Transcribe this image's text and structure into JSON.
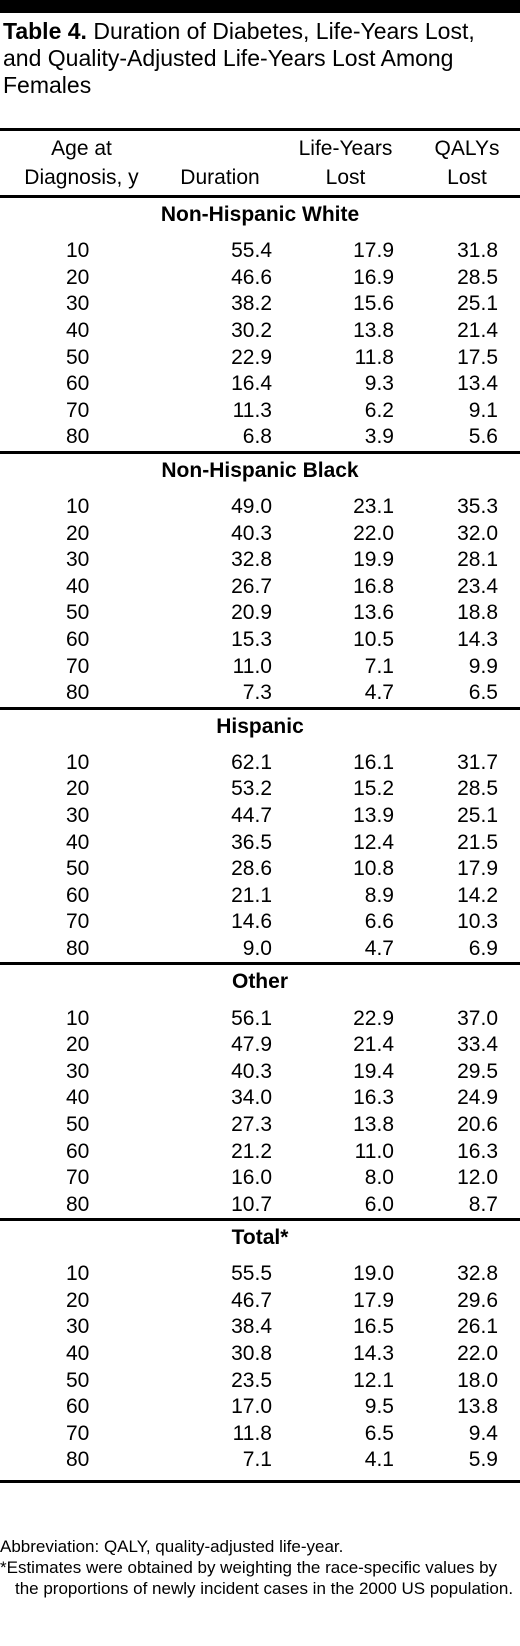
{
  "title": {
    "label": "Table 4.",
    "text": "Duration of Diabetes, Life-Years Lost, and Quality-Adjusted Life-Years Lost Among Females"
  },
  "columns": [
    {
      "line1": "Age at",
      "line2": "Diagnosis, y"
    },
    {
      "line1": "",
      "line2": "Duration"
    },
    {
      "line1": "Life-Years",
      "line2": "Lost"
    },
    {
      "line1": "QALYs",
      "line2": "Lost"
    }
  ],
  "groups": [
    {
      "name": "Non-Hispanic White",
      "rows": [
        [
          "10",
          "55.4",
          "17.9",
          "31.8"
        ],
        [
          "20",
          "46.6",
          "16.9",
          "28.5"
        ],
        [
          "30",
          "38.2",
          "15.6",
          "25.1"
        ],
        [
          "40",
          "30.2",
          "13.8",
          "21.4"
        ],
        [
          "50",
          "22.9",
          "11.8",
          "17.5"
        ],
        [
          "60",
          "16.4",
          "9.3",
          "13.4"
        ],
        [
          "70",
          "11.3",
          "6.2",
          "9.1"
        ],
        [
          "80",
          "6.8",
          "3.9",
          "5.6"
        ]
      ]
    },
    {
      "name": "Non-Hispanic Black",
      "rows": [
        [
          "10",
          "49.0",
          "23.1",
          "35.3"
        ],
        [
          "20",
          "40.3",
          "22.0",
          "32.0"
        ],
        [
          "30",
          "32.8",
          "19.9",
          "28.1"
        ],
        [
          "40",
          "26.7",
          "16.8",
          "23.4"
        ],
        [
          "50",
          "20.9",
          "13.6",
          "18.8"
        ],
        [
          "60",
          "15.3",
          "10.5",
          "14.3"
        ],
        [
          "70",
          "11.0",
          "7.1",
          "9.9"
        ],
        [
          "80",
          "7.3",
          "4.7",
          "6.5"
        ]
      ]
    },
    {
      "name": "Hispanic",
      "rows": [
        [
          "10",
          "62.1",
          "16.1",
          "31.7"
        ],
        [
          "20",
          "53.2",
          "15.2",
          "28.5"
        ],
        [
          "30",
          "44.7",
          "13.9",
          "25.1"
        ],
        [
          "40",
          "36.5",
          "12.4",
          "21.5"
        ],
        [
          "50",
          "28.6",
          "10.8",
          "17.9"
        ],
        [
          "60",
          "21.1",
          "8.9",
          "14.2"
        ],
        [
          "70",
          "14.6",
          "6.6",
          "10.3"
        ],
        [
          "80",
          "9.0",
          "4.7",
          "6.9"
        ]
      ]
    },
    {
      "name": "Other",
      "rows": [
        [
          "10",
          "56.1",
          "22.9",
          "37.0"
        ],
        [
          "20",
          "47.9",
          "21.4",
          "33.4"
        ],
        [
          "30",
          "40.3",
          "19.4",
          "29.5"
        ],
        [
          "40",
          "34.0",
          "16.3",
          "24.9"
        ],
        [
          "50",
          "27.3",
          "13.8",
          "20.6"
        ],
        [
          "60",
          "21.2",
          "11.0",
          "16.3"
        ],
        [
          "70",
          "16.0",
          "8.0",
          "12.0"
        ],
        [
          "80",
          "10.7",
          "6.0",
          "8.7"
        ]
      ]
    },
    {
      "name": "Total*",
      "rows": [
        [
          "10",
          "55.5",
          "19.0",
          "32.8"
        ],
        [
          "20",
          "46.7",
          "17.9",
          "29.6"
        ],
        [
          "30",
          "38.4",
          "16.5",
          "26.1"
        ],
        [
          "40",
          "30.8",
          "14.3",
          "22.0"
        ],
        [
          "50",
          "23.5",
          "12.1",
          "18.0"
        ],
        [
          "60",
          "17.0",
          "9.5",
          "13.8"
        ],
        [
          "70",
          "11.8",
          "6.5",
          "9.4"
        ],
        [
          "80",
          "7.1",
          "4.1",
          "5.9"
        ]
      ]
    }
  ],
  "footnotes": {
    "abbreviation": "Abbreviation: QALY, quality-adjusted life-year.",
    "asterisk": "*Estimates were obtained by weighting the race-specific values by the proportions of newly incident cases in the 2000 US population."
  }
}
::::
**Your objective**
Lines that include the word "Hispanic" are to be extracted from the data above.

**Task solution**
      "name": "Non-Hispanic White",
      "name": "Non-Hispanic Black",
      "name": "Hispanic",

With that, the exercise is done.